Stored records:
>>>

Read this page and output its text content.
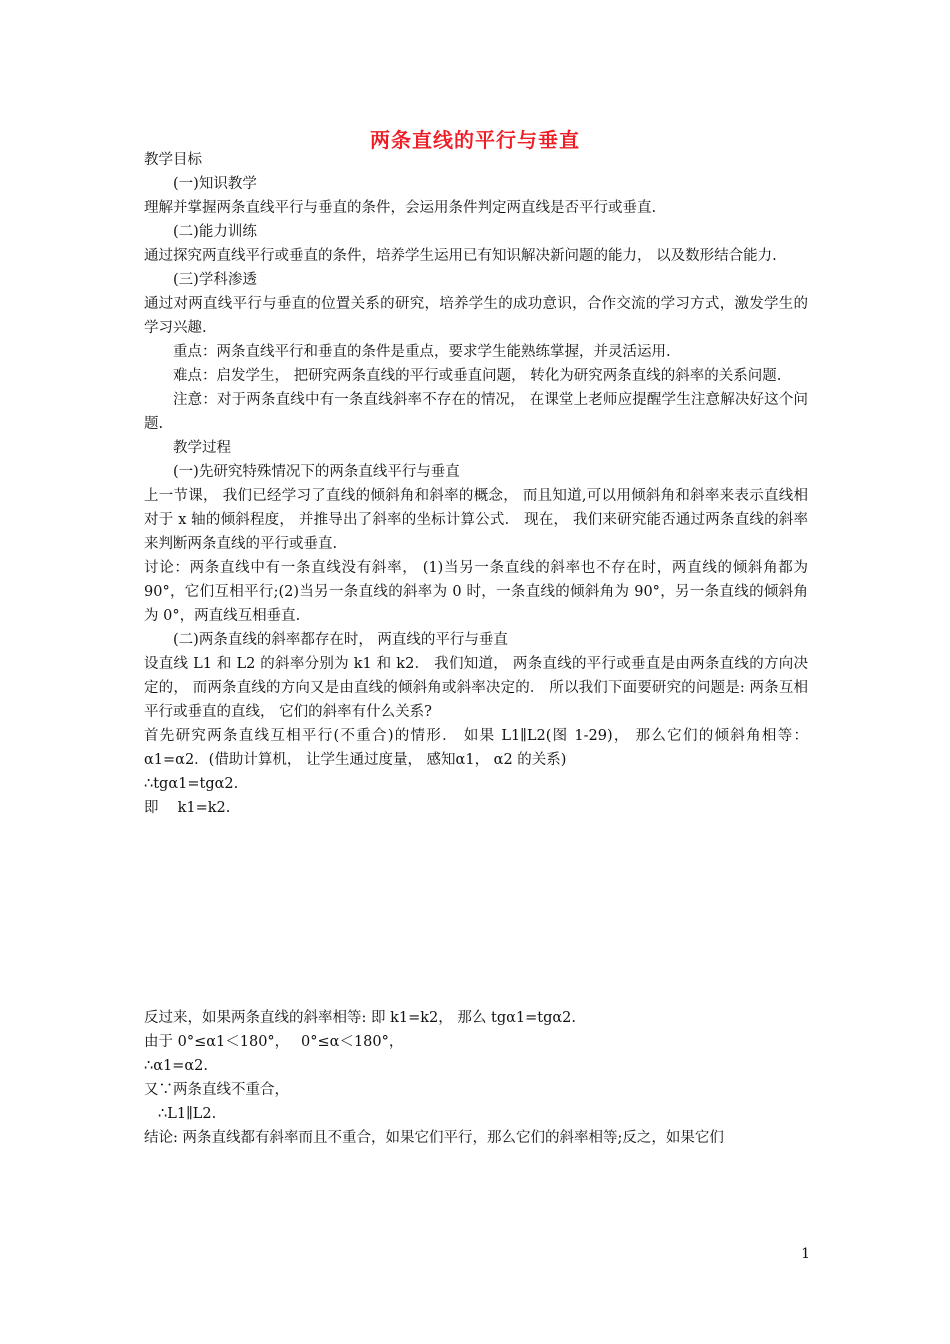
两条直线的平行与垂直

教学目标

(一)知识教学

理解并掌握两条直线平行与垂直的条件，会运用条件判定两直线是否平行或垂直.

(二)能力训练

通过探究两直线平行或垂直的条件，培养学生运用已有知识解决新问题的能力， 以及数形结合能力.

(三)学科渗透

通过对两直线平行与垂直的位置关系的研究，培养学生的成功意识，合作交流的学习方式，激发学生的学习兴趣.

重点：两条直线平行和垂直的条件是重点，要求学生能熟练掌握，并灵活运用.

难点：启发学生， 把研究两条直线的平行或垂直问题， 转化为研究两条直线的斜率的关系问题.

注意：对于两条直线中有一条直线斜率不存在的情况， 在课堂上老师应提醒学生注意解决好这个问题.

教学过程

(一)先研究特殊情况下的两条直线平行与垂直

上一节课， 我们已经学习了直线的倾斜角和斜率的概念， 而且知道,可以用倾斜角和斜率来表示直线相对于 x 轴的倾斜程度， 并推导出了斜率的坐标计算公式． 现在， 我们来研究能否通过两条直线的斜率来判断两条直线的平行或垂直.

讨论：两条直线中有一条直线没有斜率， (1)当另一条直线的斜率也不存在时，两直线的倾斜角都为 90°，它们互相平行;(2)当另一条直线的斜率为 0 时，一条直线的倾斜角为 90°，另一条直线的倾斜角为 0°，两直线互相垂直.

(二)两条直线的斜率都存在时， 两直线的平行与垂直

设直线 L1 和 L2 的斜率分别为 k1 和 k2． 我们知道， 两条直线的平行或垂直是由两条直线的方向决定的， 而两条直线的方向又是由直线的倾斜角或斜率决定的． 所以我们下面要研究的问题是: 两条互相平行或垂直的直线， 它们的斜率有什么关系?

首先研究两条直线互相平行(不重合)的情形． 如果 L1∥L2(图 1-29)， 那么它们的倾斜角相等： α1=α2．(借助计算机， 让学生通过度量， 感知α1， α2 的关系)

∴tgα1=tgα2.

即　 k1=k2.

反过来，如果两条直线的斜率相等: 即 k1=k2， 那么 tgα1=tgα2.

由于 0°≤α1＜180°，　 0°≤α＜180°，

∴α1=α2.

又∵两条直线不重合，

∴L1∥L2.

结论: 两条直线都有斜率而且不重合，如果它们平行，那么它们的斜率相等;反之，如果它们

1
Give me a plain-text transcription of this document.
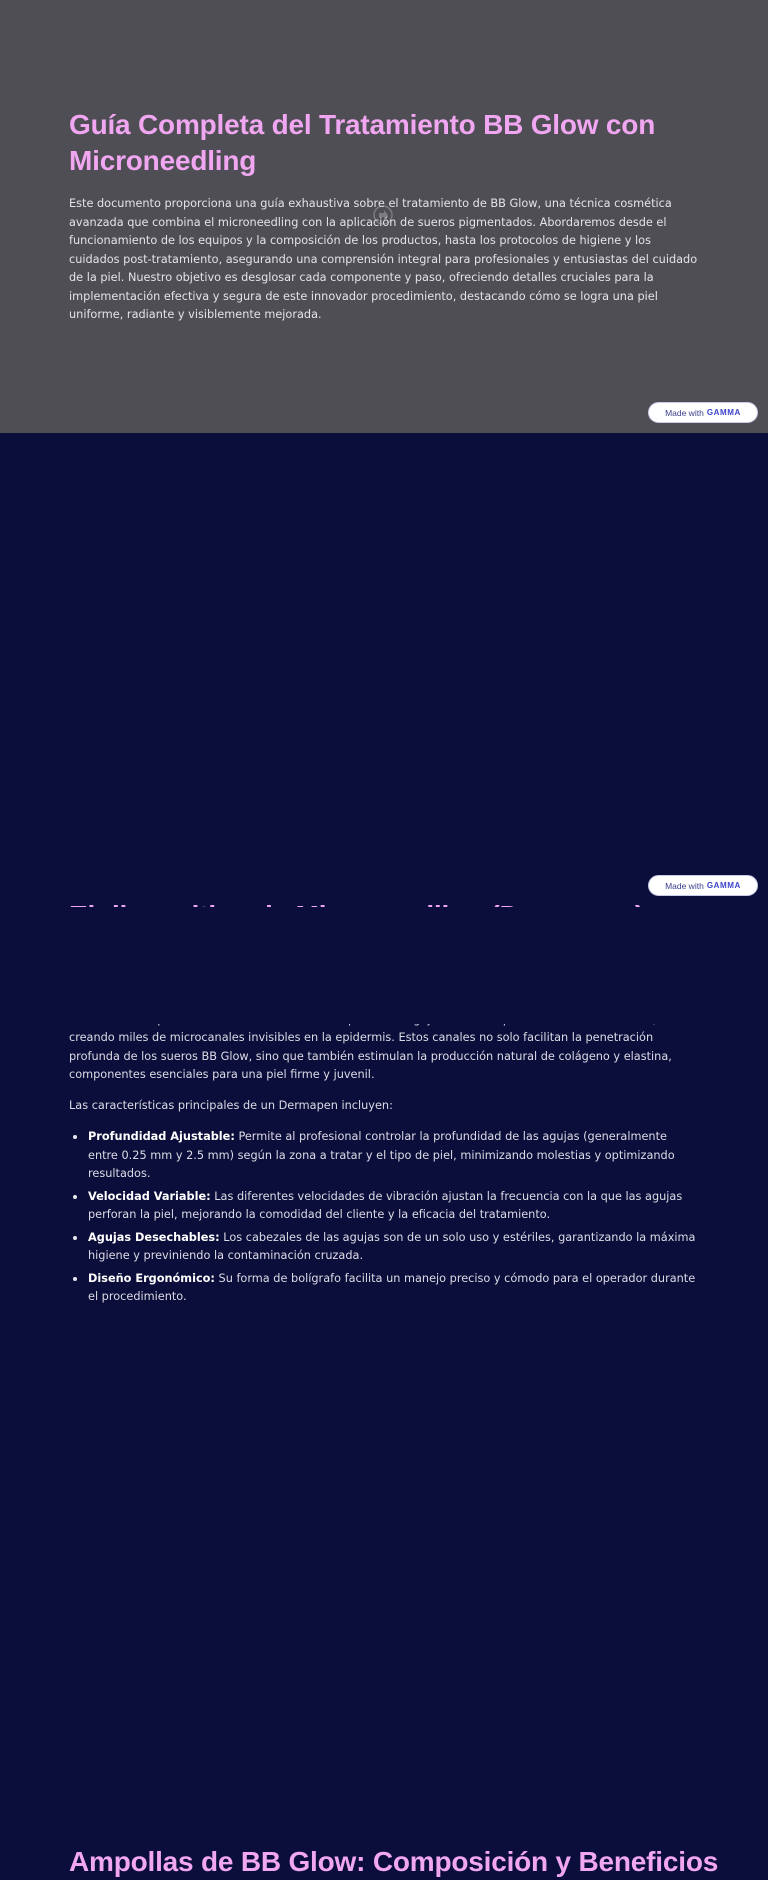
Guía Completa del Tratamiento BB Glow con Microneedling

Este documento proporciona una guía exhaustiva sobre el tratamiento de BB Glow, una técnica cosmética avanzada que combina el microneedling con la aplicación de sueros pigmentados. Abordaremos desde el funcionamiento de los equipos y la composición de los productos, hasta los protocolos de higiene y los cuidados post-tratamiento, asegurando una comprensión integral para profesionales y entusiastas del cuidado de la piel. Nuestro objetivo es desglosar cada componente y paso, ofreciendo detalles cruciales para la implementación efectiva y segura de este innovador procedimiento, destacando cómo se logra una piel uniforme, radiante y visiblemente mejorada.

Made with GAMMA

creando miles de microcanales invisibles en la epidermis. Estos canales no solo facilitan la penetración profunda de los sueros BB Glow, sino que también estimulan la producción natural de colágeno y elastina, componentes esenciales para una piel firme y juvenil.

Las características principales de un Dermapen incluyen:

Profundidad Ajustable: Permite al profesional controlar la profundidad de las agujas (generalmente entre 0.25 mm y 2.5 mm) según la zona a tratar y el tipo de piel, minimizando molestias y optimizando resultados.
Velocidad Variable: Las diferentes velocidades de vibración ajustan la frecuencia con la que las agujas perforan la piel, mejorando la comodidad del cliente y la eficacia del tratamiento.
Agujas Desechables: Los cabezales de las agujas son de un solo uso y estériles, garantizando la máxima higiene y previniendo la contaminación cruzada.
Diseño Ergonómico: Su forma de bolígrafo facilita un manejo preciso y cómodo para el operador durante el procedimiento.
Made with GAMMA
Ampollas de BB Glow: Composición y Beneficios
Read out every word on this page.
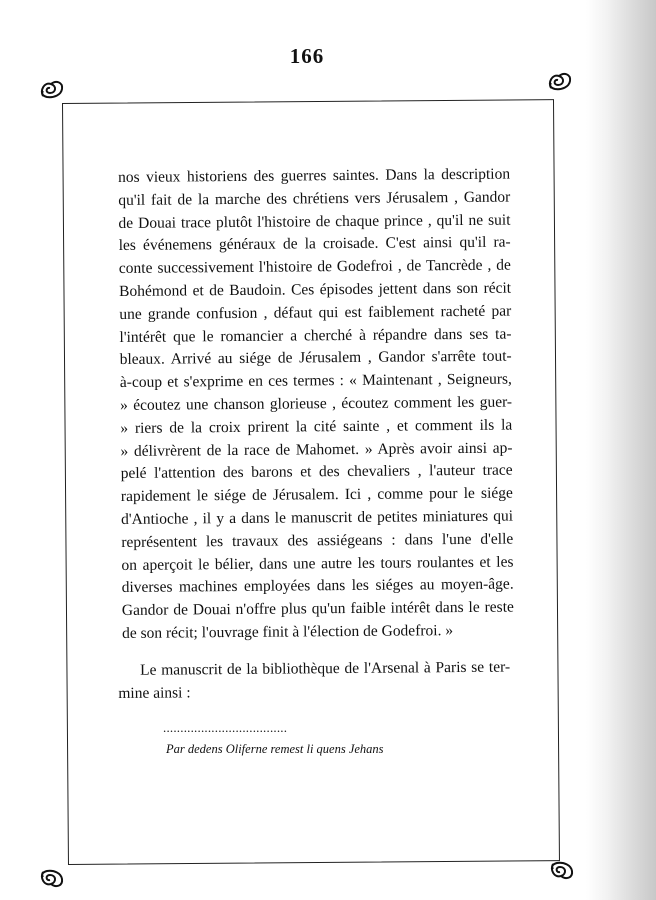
166
nos vieux historiens des guerres saintes. Dans la description
qu'il fait de la marche des chrétiens vers Jérusalem , Gandor
de Douai trace plutôt l'histoire de chaque prince , qu'il ne suit
les événemens généraux de la croisade. C'est ainsi qu'il ra-
conte successivement l'histoire de Godefroi , de Tancrède , de
Bohémond et de Baudoin. Ces épisodes jettent dans son récit
une grande confusion , défaut qui est faiblement racheté par
l'intérêt que le romancier a cherché à répandre dans ses ta-
bleaux. Arrivé au siége de Jérusalem , Gandor s'arrête tout-
à-coup et s'exprime en ces termes : « Maintenant , Seigneurs,
» écoutez une chanson glorieuse , écoutez comment les guer-
» riers de la croix prirent la cité sainte , et comment ils la
» délivrèrent de la race de Mahomet. » Après avoir ainsi ap-
pelé l'attention des barons et des chevaliers , l'auteur trace
rapidement le siége de Jérusalem. Ici , comme pour le siége
d'Antioche , il y a dans le manuscrit de petites miniatures qui
représentent les travaux des assiégeans : dans l'une d'elle
on aperçoit le bélier, dans une autre les tours roulantes et les
diverses machines employées dans les siéges au moyen-âge.
Gandor de Douai n'offre plus qu'un faible intérêt dans le reste
de son récit; l'ouvrage finit à l'élection de Godefroi. »
Le manuscrit de la bibliothèque de l'Arsenal à Paris se ter-
mine ainsi :
....................................
Par dedens Oliferne remest li quens Jehans
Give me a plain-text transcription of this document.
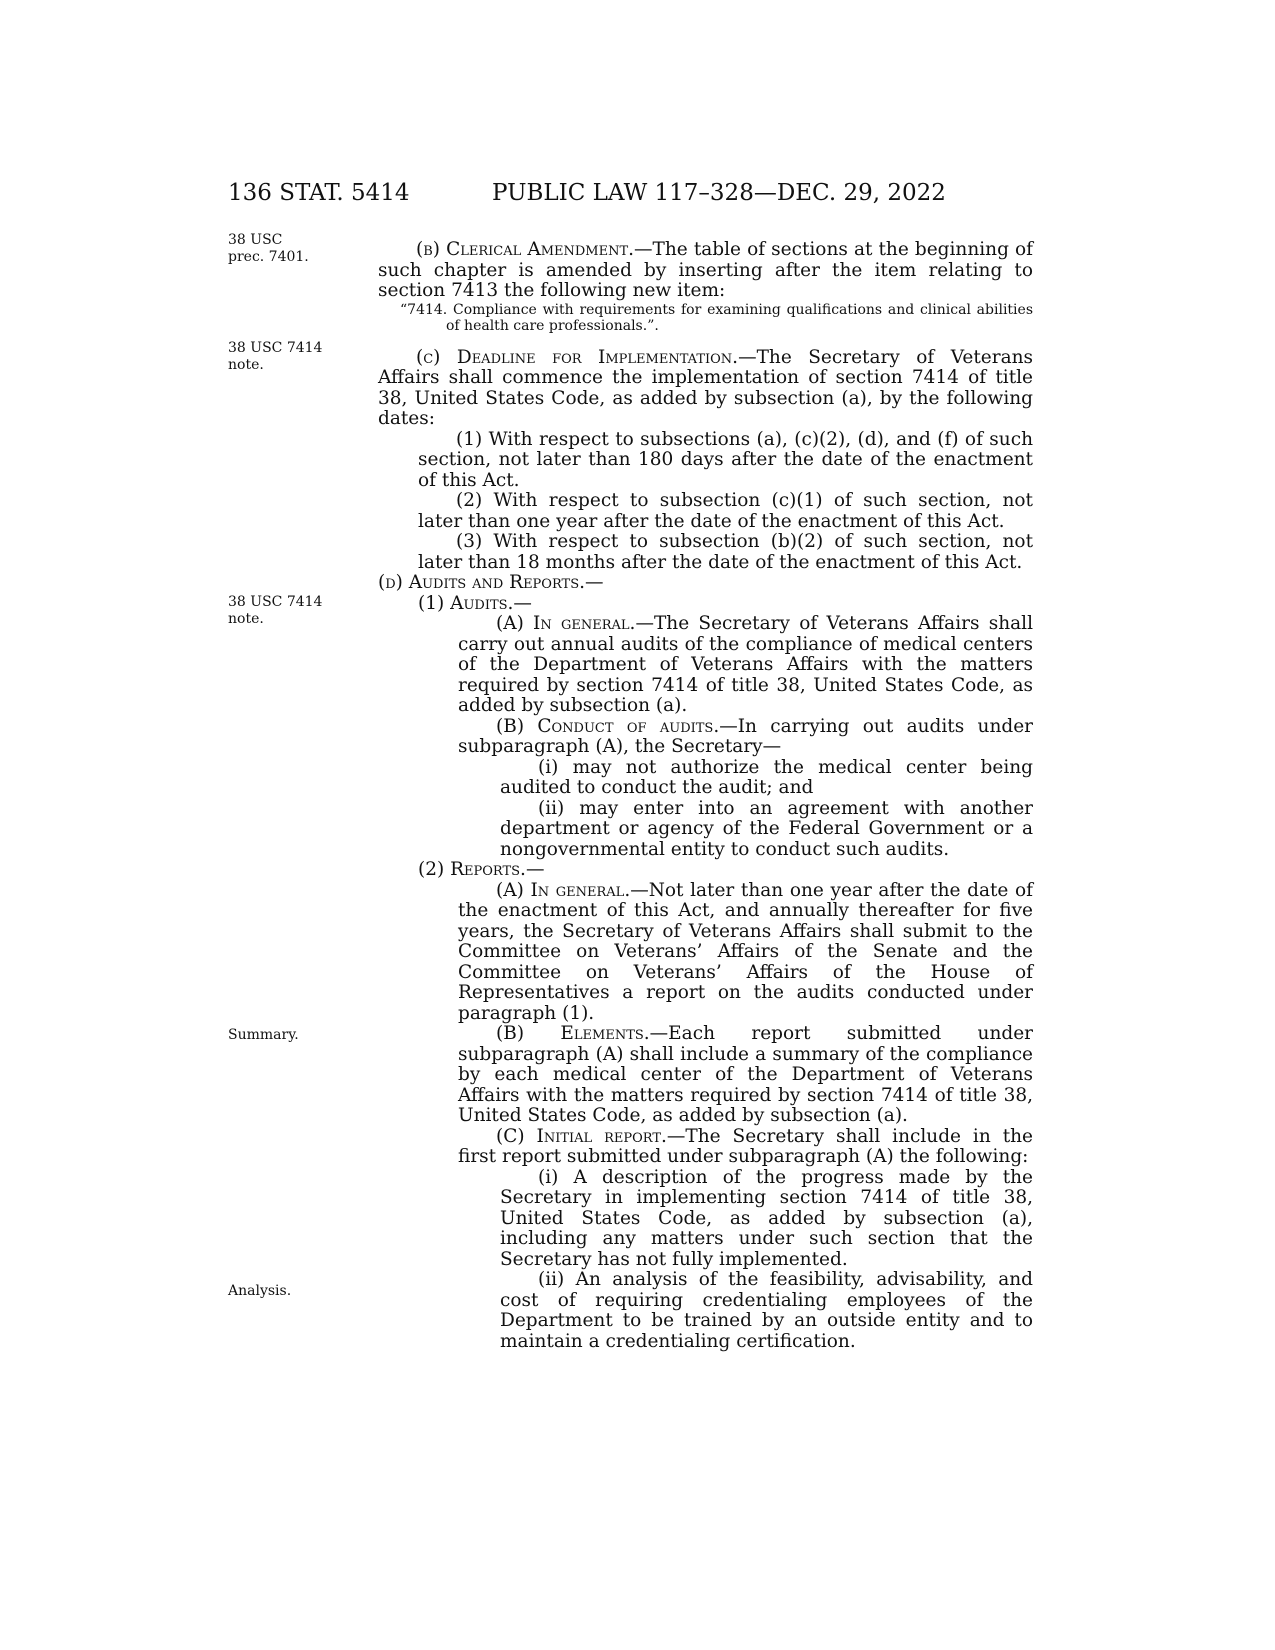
136 STAT. 5414	PUBLIC LAW 117–328—DEC. 29, 2022
38 USC
prec. 7401.
38 USC 7414
note.
38 USC 7414
note.
Summary.
Analysis.

(b) Clerical Amendment.—The table of sections at the beginning of such chapter is amended by inserting after the item relating to section 7413 the following new item:

“7414. Compliance with requirements for examining qualifications and clinical abilities of health care professionals.”.

(c) Deadline for Implementation.—The Secretary of Veterans Affairs shall commence the implementation of section 7414 of title 38, United States Code, as added by subsection (a), by the following dates:

(1) With respect to subsections (a), (c)(2), (d), and (f) of such section, not later than 180 days after the date of the enactment of this Act.

(2) With respect to subsection (c)(1) of such section, not later than one year after the date of the enactment of this Act.

(3) With respect to subsection (b)(2) of such section, not later than 18 months after the date of the enactment of this Act.

(d) Audits and Reports.—

(1) Audits.—

(A) In general.—The Secretary of Veterans Affairs shall carry out annual audits of the compliance of medical centers of the Department of Veterans Affairs with the matters required by section 7414 of title 38, United States Code, as added by subsection (a).

(B) Conduct of audits.—In carrying out audits under subparagraph (A), the Secretary—

(i) may not authorize the medical center being audited to conduct the audit; and

(ii) may enter into an agreement with another department or agency of the Federal Government or a nongovernmental entity to conduct such audits.

(2) Reports.—

(A) In general.—Not later than one year after the date of the enactment of this Act, and annually thereafter for five years, the Secretary of Veterans Affairs shall submit to the Committee on Veterans’ Affairs of the Senate and the Committee on Veterans’ Affairs of the House of Representatives a report on the audits conducted under paragraph (1).

(B) Elements.—Each report submitted under subparagraph (A) shall include a summary of the compliance by each medical center of the Department of Veterans Affairs with the matters required by section 7414 of title 38, United States Code, as added by subsection (a).

(C) Initial report.—The Secretary shall include in the first report submitted under subparagraph (A) the following:

(i) A description of the progress made by the Secretary in implementing section 7414 of title 38, United States Code, as added by subsection (a), including any matters under such section that the Secretary has not fully implemented.

(ii) An analysis of the feasibility, advisability, and cost of requiring credentialing employees of the Department to be trained by an outside entity and to maintain a credentialing certification.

<<<

## Short task
The answer is a single number: how many lines include the word "Gandor"?

## Output below
3